▶ **Data rows**
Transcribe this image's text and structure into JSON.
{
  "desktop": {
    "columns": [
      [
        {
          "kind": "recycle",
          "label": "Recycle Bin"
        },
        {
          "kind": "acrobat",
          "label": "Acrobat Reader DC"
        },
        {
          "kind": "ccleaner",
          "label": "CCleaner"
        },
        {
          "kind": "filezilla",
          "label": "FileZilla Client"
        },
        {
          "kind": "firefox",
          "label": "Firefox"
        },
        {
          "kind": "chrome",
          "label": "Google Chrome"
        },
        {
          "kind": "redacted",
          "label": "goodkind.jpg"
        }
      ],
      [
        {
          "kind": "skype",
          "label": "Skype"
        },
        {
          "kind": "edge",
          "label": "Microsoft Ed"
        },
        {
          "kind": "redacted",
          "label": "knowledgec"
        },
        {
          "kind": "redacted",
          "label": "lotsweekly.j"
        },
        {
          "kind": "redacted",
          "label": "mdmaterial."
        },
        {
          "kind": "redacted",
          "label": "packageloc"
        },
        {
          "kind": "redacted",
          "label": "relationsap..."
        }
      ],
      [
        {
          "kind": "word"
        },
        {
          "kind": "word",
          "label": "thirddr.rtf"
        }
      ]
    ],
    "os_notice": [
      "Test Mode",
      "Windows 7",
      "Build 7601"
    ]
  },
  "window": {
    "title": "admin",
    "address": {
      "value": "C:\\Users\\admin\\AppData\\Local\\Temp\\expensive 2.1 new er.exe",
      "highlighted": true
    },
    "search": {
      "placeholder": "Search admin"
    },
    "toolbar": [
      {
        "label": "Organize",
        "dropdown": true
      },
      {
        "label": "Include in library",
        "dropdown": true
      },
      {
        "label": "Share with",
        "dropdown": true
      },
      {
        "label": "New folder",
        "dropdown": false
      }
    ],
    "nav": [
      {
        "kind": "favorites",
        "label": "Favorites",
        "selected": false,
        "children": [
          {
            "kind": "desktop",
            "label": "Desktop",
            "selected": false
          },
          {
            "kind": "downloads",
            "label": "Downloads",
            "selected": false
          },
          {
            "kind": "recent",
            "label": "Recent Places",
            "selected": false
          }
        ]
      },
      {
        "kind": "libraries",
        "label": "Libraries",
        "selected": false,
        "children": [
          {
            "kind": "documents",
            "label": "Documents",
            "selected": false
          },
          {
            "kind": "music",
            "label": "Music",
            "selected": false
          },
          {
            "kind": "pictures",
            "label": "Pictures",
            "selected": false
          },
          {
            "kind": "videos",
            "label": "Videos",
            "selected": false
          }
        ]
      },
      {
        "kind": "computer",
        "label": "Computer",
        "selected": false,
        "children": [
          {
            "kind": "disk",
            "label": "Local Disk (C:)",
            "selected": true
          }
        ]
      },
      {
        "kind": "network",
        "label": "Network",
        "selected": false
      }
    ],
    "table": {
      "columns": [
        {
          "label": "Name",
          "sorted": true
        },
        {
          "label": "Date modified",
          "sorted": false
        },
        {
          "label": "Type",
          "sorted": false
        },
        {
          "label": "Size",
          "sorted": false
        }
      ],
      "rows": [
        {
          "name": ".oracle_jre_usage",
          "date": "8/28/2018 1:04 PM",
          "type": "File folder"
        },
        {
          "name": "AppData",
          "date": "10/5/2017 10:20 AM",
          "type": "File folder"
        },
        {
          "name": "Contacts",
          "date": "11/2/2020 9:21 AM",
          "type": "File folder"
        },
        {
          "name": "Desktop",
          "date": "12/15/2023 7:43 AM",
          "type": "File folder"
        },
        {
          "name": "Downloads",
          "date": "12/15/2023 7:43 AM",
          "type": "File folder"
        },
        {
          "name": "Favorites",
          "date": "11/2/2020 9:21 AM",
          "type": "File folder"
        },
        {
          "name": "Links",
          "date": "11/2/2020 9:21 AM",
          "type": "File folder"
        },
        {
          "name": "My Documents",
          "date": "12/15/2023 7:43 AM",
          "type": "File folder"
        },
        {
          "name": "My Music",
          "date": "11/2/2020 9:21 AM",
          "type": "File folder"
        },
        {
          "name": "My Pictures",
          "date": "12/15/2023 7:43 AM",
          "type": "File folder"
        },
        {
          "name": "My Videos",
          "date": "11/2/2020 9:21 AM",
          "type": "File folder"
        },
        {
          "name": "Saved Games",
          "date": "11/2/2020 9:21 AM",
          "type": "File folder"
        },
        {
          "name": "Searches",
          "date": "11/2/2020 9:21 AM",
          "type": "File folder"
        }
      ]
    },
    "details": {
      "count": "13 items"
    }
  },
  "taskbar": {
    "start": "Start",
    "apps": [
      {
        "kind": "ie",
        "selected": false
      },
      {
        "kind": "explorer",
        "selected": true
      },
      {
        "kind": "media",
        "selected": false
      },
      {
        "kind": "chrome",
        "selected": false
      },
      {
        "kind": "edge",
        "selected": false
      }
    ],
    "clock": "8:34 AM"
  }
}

▶ **Problem requirements**
Across the entries above, how many lines contain "AppData"? Provide only the count.

▶ **Result for this task**
2